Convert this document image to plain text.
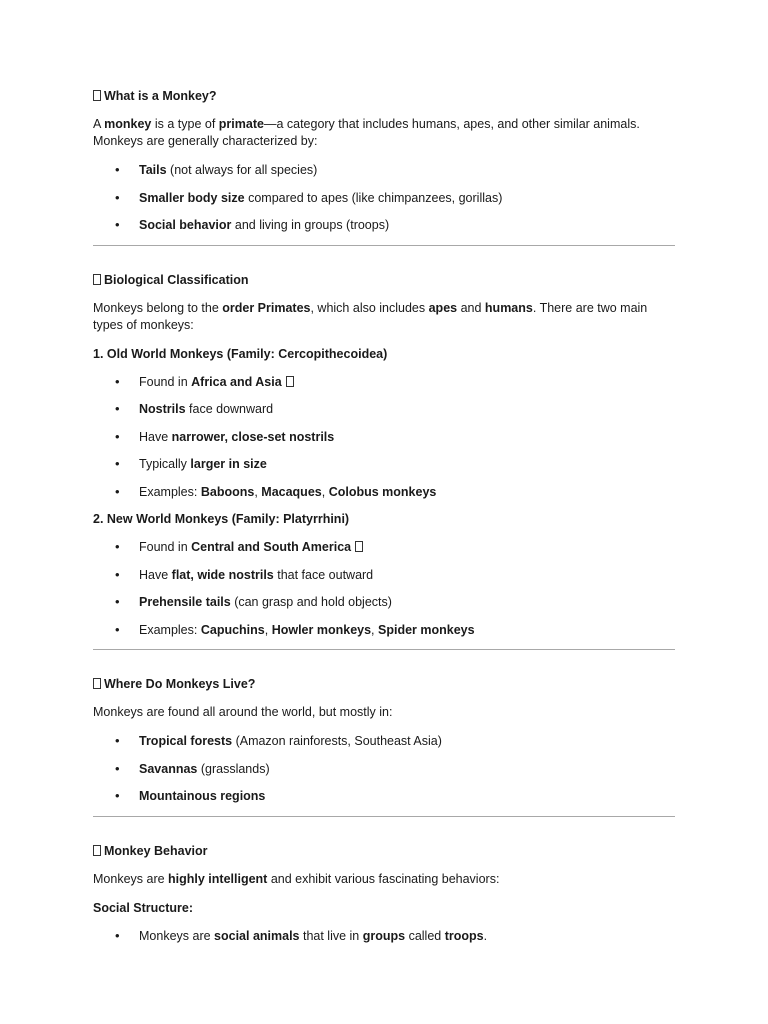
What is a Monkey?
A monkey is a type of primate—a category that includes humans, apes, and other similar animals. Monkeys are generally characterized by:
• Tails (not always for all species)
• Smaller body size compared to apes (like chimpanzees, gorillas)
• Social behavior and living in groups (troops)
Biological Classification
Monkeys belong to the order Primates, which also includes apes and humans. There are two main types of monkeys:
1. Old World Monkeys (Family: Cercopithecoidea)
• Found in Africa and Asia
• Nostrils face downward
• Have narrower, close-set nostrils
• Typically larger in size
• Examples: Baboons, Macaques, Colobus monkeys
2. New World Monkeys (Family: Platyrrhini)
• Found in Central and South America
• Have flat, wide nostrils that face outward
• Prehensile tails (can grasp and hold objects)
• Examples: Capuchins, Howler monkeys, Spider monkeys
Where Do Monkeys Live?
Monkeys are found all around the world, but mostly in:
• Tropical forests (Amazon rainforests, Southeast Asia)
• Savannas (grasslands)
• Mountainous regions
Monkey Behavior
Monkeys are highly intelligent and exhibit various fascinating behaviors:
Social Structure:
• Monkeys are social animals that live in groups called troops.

§ REQUIREMENTS: From the listing, extract all text exactly as given and drop any picture.

§ OUTPUT FOR THIS TASK:
Convert this document image to plain text.
What is a Monkey?
A monkey is a type of primate—a category that includes humans, apes, and other similar animals. Monkeys are generally characterized by:
• Tails (not always for all species)
• Smaller body size compared to apes (like chimpanzees, gorillas)
• Social behavior and living in groups (troops)
Biological Classification
Monkeys belong to the order Primates, which also includes apes and humans. There are two main types of monkeys:
1. Old World Monkeys (Family: Cercopithecoidea)
• Found in Africa and Asia
• Nostrils face downward
• Have narrower, close-set nostrils
• Typically larger in size
• Examples: Baboons, Macaques, Colobus monkeys
2. New World Monkeys (Family: Platyrrhini)
• Found in Central and South America
• Have flat, wide nostrils that face outward
• Prehensile tails (can grasp and hold objects)
• Examples: Capuchins, Howler monkeys, Spider monkeys
Where Do Monkeys Live?
Monkeys are found all around the world, but mostly in:
• Tropical forests (Amazon rainforests, Southeast Asia)
• Savannas (grasslands)
• Mountainous regions
Monkey Behavior
Monkeys are highly intelligent and exhibit various fascinating behaviors:
Social Structure:
• Monkeys are social animals that live in groups called troops.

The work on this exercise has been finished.